**Problem requirements**
Will you quote only the lines starting at the one that contains "Transcribe this image's" and ending with the last line of the listing below, inclusive?

**** Material for this task

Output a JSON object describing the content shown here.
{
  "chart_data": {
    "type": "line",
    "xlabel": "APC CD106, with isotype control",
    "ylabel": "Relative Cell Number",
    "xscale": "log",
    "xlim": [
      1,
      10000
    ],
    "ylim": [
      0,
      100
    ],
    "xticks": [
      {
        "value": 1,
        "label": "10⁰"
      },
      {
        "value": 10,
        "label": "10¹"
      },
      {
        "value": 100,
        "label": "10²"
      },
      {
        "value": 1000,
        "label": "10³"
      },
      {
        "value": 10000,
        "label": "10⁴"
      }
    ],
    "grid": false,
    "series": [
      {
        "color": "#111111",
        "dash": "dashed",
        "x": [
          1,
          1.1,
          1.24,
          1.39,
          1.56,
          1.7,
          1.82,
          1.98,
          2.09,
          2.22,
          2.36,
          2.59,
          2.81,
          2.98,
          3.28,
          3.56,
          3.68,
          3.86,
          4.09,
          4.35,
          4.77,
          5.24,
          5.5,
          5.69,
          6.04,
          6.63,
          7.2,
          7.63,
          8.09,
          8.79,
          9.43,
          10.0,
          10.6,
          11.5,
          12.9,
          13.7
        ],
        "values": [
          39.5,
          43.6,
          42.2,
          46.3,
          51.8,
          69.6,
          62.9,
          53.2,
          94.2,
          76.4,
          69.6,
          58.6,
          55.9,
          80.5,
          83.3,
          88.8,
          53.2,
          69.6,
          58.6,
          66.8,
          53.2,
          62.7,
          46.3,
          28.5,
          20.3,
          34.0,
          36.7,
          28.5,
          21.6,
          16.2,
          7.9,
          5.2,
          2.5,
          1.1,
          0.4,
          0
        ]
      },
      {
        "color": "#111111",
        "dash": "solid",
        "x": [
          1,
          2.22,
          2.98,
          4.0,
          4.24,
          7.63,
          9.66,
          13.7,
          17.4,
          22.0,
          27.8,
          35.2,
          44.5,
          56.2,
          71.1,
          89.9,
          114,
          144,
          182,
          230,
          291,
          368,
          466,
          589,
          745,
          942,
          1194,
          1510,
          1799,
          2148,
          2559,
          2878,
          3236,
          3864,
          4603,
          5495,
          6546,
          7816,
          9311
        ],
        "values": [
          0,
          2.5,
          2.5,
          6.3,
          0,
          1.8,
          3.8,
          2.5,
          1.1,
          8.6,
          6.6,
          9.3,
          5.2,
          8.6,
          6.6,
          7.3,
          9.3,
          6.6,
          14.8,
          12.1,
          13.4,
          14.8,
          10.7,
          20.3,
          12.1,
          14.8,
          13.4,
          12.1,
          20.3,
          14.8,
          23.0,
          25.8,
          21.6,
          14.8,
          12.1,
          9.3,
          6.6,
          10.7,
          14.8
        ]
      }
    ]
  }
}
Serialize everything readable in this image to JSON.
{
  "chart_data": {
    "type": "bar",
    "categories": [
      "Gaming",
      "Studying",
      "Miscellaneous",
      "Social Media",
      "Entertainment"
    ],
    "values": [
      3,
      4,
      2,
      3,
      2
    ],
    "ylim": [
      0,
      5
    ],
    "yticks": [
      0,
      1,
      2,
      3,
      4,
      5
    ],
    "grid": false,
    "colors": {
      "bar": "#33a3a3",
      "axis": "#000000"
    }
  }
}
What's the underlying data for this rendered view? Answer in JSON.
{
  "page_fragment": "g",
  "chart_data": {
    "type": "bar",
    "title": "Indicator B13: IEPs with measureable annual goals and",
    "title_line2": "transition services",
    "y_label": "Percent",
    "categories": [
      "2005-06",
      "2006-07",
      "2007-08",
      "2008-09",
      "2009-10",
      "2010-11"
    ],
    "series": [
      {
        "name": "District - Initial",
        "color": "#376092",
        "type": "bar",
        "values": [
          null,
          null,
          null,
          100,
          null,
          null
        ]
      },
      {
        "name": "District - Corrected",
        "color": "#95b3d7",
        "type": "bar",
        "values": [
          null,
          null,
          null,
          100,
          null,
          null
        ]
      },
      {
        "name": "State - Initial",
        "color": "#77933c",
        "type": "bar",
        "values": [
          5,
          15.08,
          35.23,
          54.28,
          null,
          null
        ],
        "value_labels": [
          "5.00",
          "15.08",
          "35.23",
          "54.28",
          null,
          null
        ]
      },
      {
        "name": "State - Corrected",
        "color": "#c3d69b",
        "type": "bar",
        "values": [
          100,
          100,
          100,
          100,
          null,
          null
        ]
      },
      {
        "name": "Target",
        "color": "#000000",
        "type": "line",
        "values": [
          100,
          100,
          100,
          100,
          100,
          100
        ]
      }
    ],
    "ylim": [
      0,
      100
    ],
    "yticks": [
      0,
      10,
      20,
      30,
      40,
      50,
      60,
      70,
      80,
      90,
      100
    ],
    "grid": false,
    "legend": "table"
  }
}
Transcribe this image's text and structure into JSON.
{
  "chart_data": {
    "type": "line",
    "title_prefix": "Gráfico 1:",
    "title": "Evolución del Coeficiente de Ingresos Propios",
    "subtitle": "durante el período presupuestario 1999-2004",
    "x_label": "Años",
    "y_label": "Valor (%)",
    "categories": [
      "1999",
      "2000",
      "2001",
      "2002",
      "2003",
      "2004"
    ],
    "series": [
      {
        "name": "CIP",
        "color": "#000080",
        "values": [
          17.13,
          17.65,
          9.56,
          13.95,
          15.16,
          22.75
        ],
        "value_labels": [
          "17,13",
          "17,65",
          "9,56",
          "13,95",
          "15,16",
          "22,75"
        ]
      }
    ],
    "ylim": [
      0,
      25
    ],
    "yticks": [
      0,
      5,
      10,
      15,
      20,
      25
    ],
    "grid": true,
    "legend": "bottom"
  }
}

********

**Solution below**
Transcribe this image's text and structure into JSON.
{
  "chart_data": {
    "type": "line",
    "title_prefix": "Gráfico 1:",
    "title": "Evolución del Coeficiente de Ingresos Propios",
    "subtitle": "durante el período presupuestario 1999-2004",
    "x_label": "Años",
    "y_label": "Valor (%)",
    "categories": [
      "1999",
      "2000",
      "2001",
      "2002",
      "2003",
      "2004"
    ],
    "series": [
      {
        "name": "CIP",
        "color": "#000080",
        "values": [
          17.13,
          17.65,
          9.56,
          13.95,
          15.16,
          22.75
        ],
        "value_labels": [
          "17,13",
          "17,65",
          "9,56",
          "13,95",
          "15,16",
          "22,75"
        ]
      }
    ],
    "ylim": [
      0,
      25
    ],
    "yticks": [
      0,
      5,
      10,
      15,
      20,
      25
    ],
    "grid": true,
    "legend": "bottom"
  }
}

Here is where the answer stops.